● **INSTRUCTION**
Print out each record below, unaltered and complete, without its images.

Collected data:
:::::
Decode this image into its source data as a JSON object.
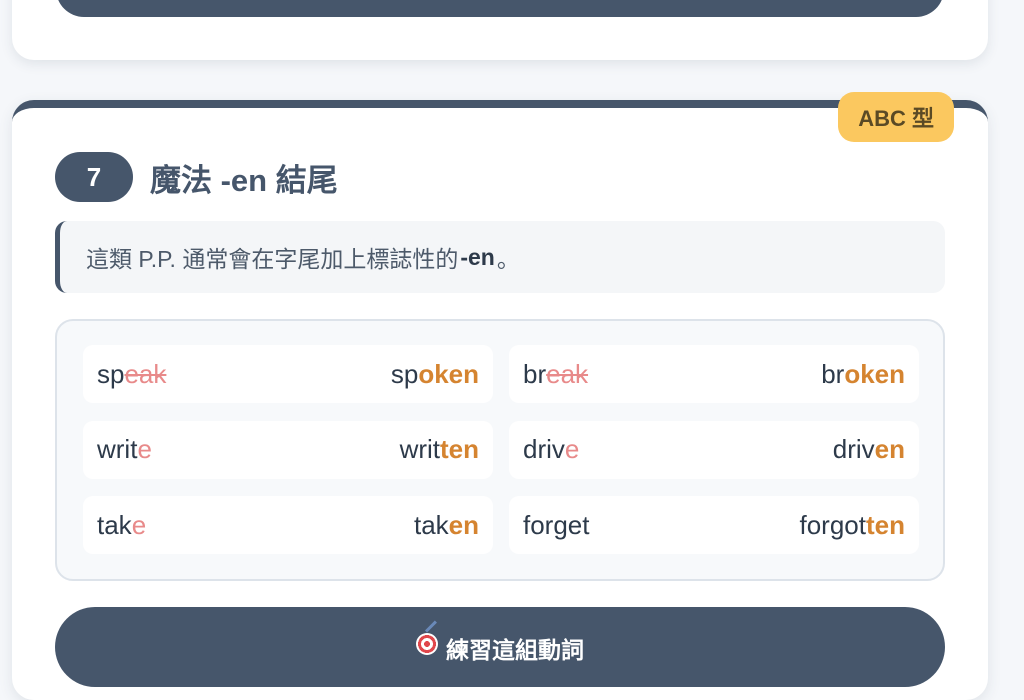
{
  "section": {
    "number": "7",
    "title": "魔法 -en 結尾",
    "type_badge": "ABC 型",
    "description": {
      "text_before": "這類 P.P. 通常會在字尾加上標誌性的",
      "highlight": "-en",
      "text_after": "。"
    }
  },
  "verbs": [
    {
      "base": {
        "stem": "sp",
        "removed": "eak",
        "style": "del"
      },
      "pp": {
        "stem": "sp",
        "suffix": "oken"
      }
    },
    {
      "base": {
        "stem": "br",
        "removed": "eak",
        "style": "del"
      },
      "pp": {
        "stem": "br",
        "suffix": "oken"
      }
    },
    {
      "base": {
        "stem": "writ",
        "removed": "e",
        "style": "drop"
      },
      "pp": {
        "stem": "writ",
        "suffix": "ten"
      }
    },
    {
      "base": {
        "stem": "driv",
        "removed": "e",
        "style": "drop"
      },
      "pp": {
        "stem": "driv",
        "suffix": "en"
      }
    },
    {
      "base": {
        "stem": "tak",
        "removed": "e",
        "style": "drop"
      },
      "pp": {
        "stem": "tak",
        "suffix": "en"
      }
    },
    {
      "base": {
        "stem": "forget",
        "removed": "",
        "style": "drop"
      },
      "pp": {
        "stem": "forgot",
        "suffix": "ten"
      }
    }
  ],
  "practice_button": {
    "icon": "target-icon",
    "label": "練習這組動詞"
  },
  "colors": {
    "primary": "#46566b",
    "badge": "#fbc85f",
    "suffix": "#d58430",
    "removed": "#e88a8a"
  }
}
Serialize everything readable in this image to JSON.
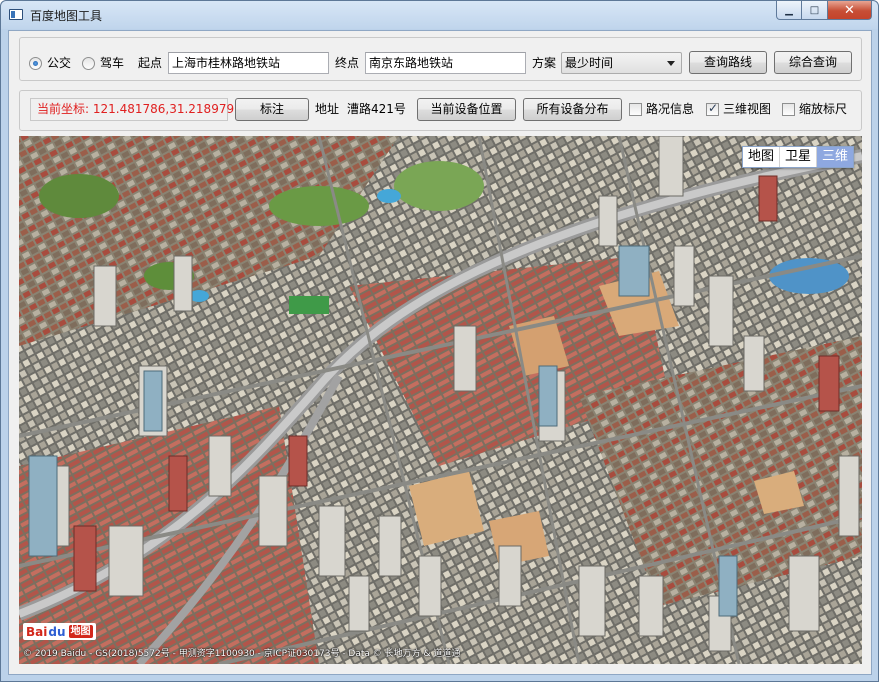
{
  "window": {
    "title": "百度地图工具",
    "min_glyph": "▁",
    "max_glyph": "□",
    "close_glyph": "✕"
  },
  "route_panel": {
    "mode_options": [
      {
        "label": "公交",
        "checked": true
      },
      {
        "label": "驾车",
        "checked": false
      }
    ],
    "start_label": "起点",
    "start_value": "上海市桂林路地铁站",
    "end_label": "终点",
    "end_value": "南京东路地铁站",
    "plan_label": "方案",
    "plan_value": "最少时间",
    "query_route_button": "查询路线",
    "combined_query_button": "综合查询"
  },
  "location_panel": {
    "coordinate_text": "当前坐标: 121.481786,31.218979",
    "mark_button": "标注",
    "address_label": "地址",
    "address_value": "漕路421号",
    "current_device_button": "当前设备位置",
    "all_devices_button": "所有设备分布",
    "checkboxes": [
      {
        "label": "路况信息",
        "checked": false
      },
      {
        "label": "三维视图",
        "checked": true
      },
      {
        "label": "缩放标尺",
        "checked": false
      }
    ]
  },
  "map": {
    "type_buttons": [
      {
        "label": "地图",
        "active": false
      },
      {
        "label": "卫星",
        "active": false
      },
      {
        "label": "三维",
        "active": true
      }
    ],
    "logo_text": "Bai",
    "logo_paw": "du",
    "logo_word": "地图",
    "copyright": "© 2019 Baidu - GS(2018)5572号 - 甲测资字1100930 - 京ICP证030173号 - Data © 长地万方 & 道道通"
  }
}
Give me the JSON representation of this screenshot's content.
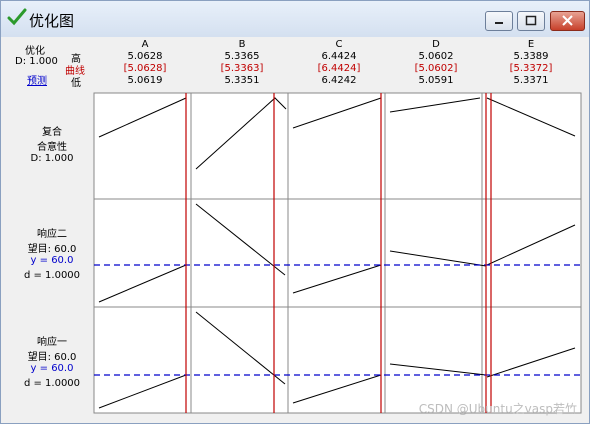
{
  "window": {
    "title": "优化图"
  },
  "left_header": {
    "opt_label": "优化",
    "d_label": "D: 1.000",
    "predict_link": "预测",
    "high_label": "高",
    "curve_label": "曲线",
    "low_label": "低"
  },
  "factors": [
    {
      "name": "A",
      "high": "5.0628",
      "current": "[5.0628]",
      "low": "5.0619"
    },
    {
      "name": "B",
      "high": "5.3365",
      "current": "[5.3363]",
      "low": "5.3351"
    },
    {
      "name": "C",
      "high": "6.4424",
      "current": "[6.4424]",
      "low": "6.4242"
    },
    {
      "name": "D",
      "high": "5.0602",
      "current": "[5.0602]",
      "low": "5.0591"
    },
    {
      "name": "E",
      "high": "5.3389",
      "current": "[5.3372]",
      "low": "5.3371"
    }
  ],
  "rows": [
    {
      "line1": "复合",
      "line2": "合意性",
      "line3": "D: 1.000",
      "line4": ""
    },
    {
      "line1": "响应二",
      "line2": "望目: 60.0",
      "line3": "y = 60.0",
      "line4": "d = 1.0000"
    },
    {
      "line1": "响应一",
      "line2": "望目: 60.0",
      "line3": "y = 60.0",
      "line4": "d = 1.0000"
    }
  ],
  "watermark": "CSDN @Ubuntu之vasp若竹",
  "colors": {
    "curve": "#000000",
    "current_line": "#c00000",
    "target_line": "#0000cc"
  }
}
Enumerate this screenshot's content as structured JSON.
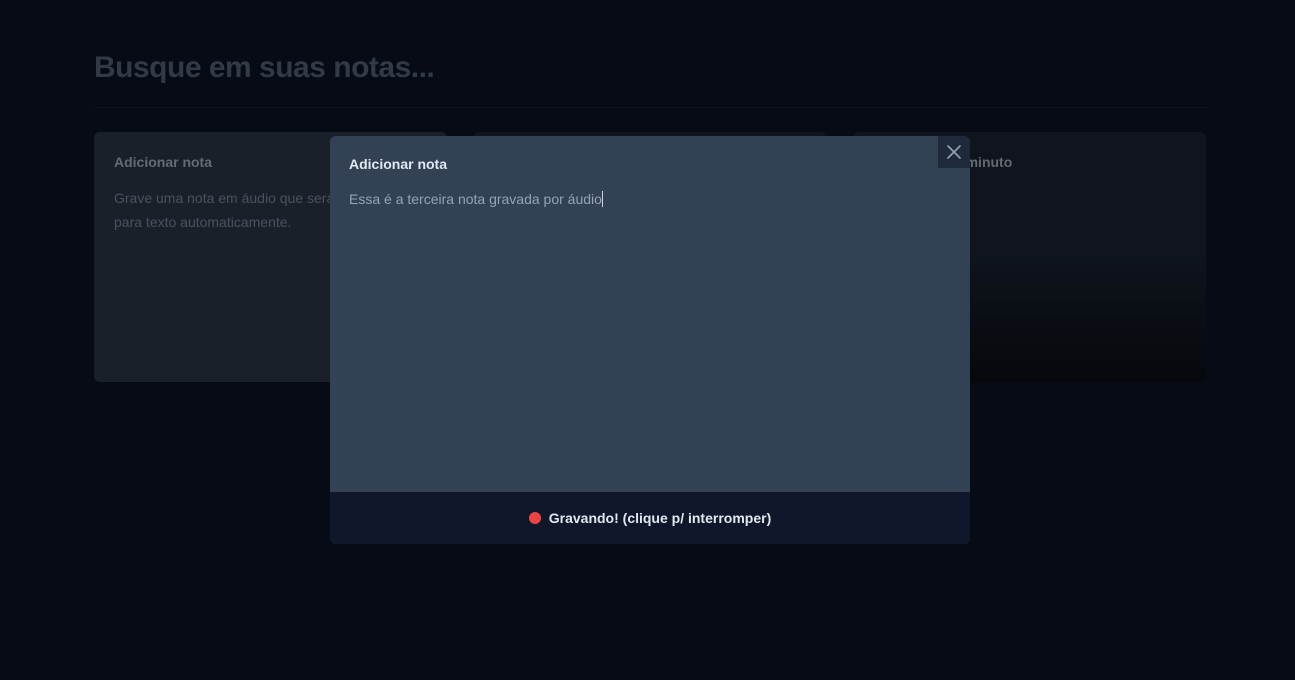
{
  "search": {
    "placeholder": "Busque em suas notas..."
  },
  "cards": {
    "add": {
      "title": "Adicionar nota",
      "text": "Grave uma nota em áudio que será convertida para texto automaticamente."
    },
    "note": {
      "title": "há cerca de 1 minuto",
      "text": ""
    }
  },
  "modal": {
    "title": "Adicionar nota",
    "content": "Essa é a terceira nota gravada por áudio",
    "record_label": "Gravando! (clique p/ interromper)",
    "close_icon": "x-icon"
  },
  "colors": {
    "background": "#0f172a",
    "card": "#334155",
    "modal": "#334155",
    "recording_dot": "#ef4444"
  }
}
:::::
● **EXERCISE SOLUTION**
Decode this image into its source data as a JSON object.
{
  "section": {
    "number": "7",
    "title": "魔法 -en 結尾",
    "type_badge": "ABC 型",
    "description": {
      "text_before": "這類 P.P. 通常會在字尾加上標誌性的",
      "highlight": "-en",
      "text_after": "。"
    }
  },
  "verbs": [
    {
      "base": {
        "stem": "sp",
        "removed": "eak",
        "style": "del"
      },
      "pp": {
        "stem": "sp",
        "suffix": "oken"
      }
    },
    {
      "base": {
        "stem": "br",
        "removed": "eak",
        "style": "del"
      },
      "pp": {
        "stem": "br",
        "suffix": "oken"
      }
    },
    {
      "base": {
        "stem": "writ",
        "removed": "e",
        "style": "drop"
      },
      "pp": {
        "stem": "writ",
        "suffix": "ten"
      }
    },
    {
      "base": {
        "stem": "driv",
        "removed": "e",
        "style": "drop"
      },
      "pp": {
        "stem": "driv",
        "suffix": "en"
      }
    },
    {
      "base": {
        "stem": "tak",
        "removed": "e",
        "style": "drop"
      },
      "pp": {
        "stem": "tak",
        "suffix": "en"
      }
    },
    {
      "base": {
        "stem": "forget",
        "removed": "",
        "style": "drop"
      },
      "pp": {
        "stem": "forgot",
        "suffix": "ten"
      }
    }
  ],
  "practice_button": {
    "icon": "target-icon",
    "label": "練習這組動詞"
  },
  "colors": {
    "primary": "#46566b",
    "badge": "#fbc85f",
    "suffix": "#d58430",
    "removed": "#e88a8a"
  }
}
Serialize everything readable in this image to JSON.
{
  "window": {
    "title": "百度地图工具",
    "min_glyph": "▁",
    "max_glyph": "□",
    "close_glyph": "✕"
  },
  "route_panel": {
    "mode_options": [
      {
        "label": "公交",
        "checked": true
      },
      {
        "label": "驾车",
        "checked": false
      }
    ],
    "start_label": "起点",
    "start_value": "上海市桂林路地铁站",
    "end_label": "终点",
    "end_value": "南京东路地铁站",
    "plan_label": "方案",
    "plan_value": "最少时间",
    "query_route_button": "查询路线",
    "combined_query_button": "综合查询"
  },
  "location_panel": {
    "coordinate_text": "当前坐标: 121.481786,31.218979",
    "mark_button": "标注",
    "address_label": "地址",
    "address_value": "漕路421号",
    "current_device_button": "当前设备位置",
    "all_devices_button": "所有设备分布",
    "checkboxes": [
      {
        "label": "路况信息",
        "checked": false
      },
      {
        "label": "三维视图",
        "checked": true
      },
      {
        "label": "缩放标尺",
        "checked": false
      }
    ]
  },
  "map": {
    "type_buttons": [
      {
        "label": "地图",
        "active": false
      },
      {
        "label": "卫星",
        "active": false
      },
      {
        "label": "三维",
        "active": true
      }
    ],
    "logo_text": "Bai",
    "logo_paw": "du",
    "logo_word": "地图",
    "copyright": "© 2019 Baidu - GS(2018)5572号 - 甲测资字1100930 - 京ICP证030173号 - Data © 长地万方 & 道道通"
  }
}
Give me the JSON representation of this screenshot's content.
{
  "window": {
    "title": "优化图"
  },
  "left_header": {
    "opt_label": "优化",
    "d_label": "D: 1.000",
    "predict_link": "预测",
    "high_label": "高",
    "curve_label": "曲线",
    "low_label": "低"
  },
  "factors": [
    {
      "name": "A",
      "high": "5.0628",
      "current": "[5.0628]",
      "low": "5.0619"
    },
    {
      "name": "B",
      "high": "5.3365",
      "current": "[5.3363]",
      "low": "5.3351"
    },
    {
      "name": "C",
      "high": "6.4424",
      "current": "[6.4424]",
      "low": "6.4242"
    },
    {
      "name": "D",
      "high": "5.0602",
      "current": "[5.0602]",
      "low": "5.0591"
    },
    {
      "name": "E",
      "high": "5.3389",
      "current": "[5.3372]",
      "low": "5.3371"
    }
  ],
  "rows": [
    {
      "line1": "复合",
      "line2": "合意性",
      "line3": "D: 1.000",
      "line4": ""
    },
    {
      "line1": "响应二",
      "line2": "望目: 60.0",
      "line3": "y = 60.0",
      "line4": "d = 1.0000"
    },
    {
      "line1": "响应一",
      "line2": "望目: 60.0",
      "line3": "y = 60.0",
      "line4": "d = 1.0000"
    }
  ],
  "watermark": "CSDN @Ubuntu之vasp若竹",
  "colors": {
    "curve": "#000000",
    "current_line": "#c00000",
    "target_line": "#0000cc"
  }
}
Enumerate this screenshot's content as structured JSON.
{
  "search": {
    "placeholder": "Busque em suas notas..."
  },
  "cards": {
    "add": {
      "title": "Adicionar nota",
      "text": "Grave uma nota em áudio que será convertida para texto automaticamente."
    },
    "note": {
      "title": "há cerca de 1 minuto",
      "text": ""
    }
  },
  "modal": {
    "title": "Adicionar nota",
    "content": "Essa é a terceira nota gravada por áudio",
    "record_label": "Gravando! (clique p/ interromper)",
    "close_icon": "x-icon"
  },
  "colors": {
    "background": "#0f172a",
    "card": "#334155",
    "modal": "#334155",
    "recording_dot": "#ef4444"
  }
}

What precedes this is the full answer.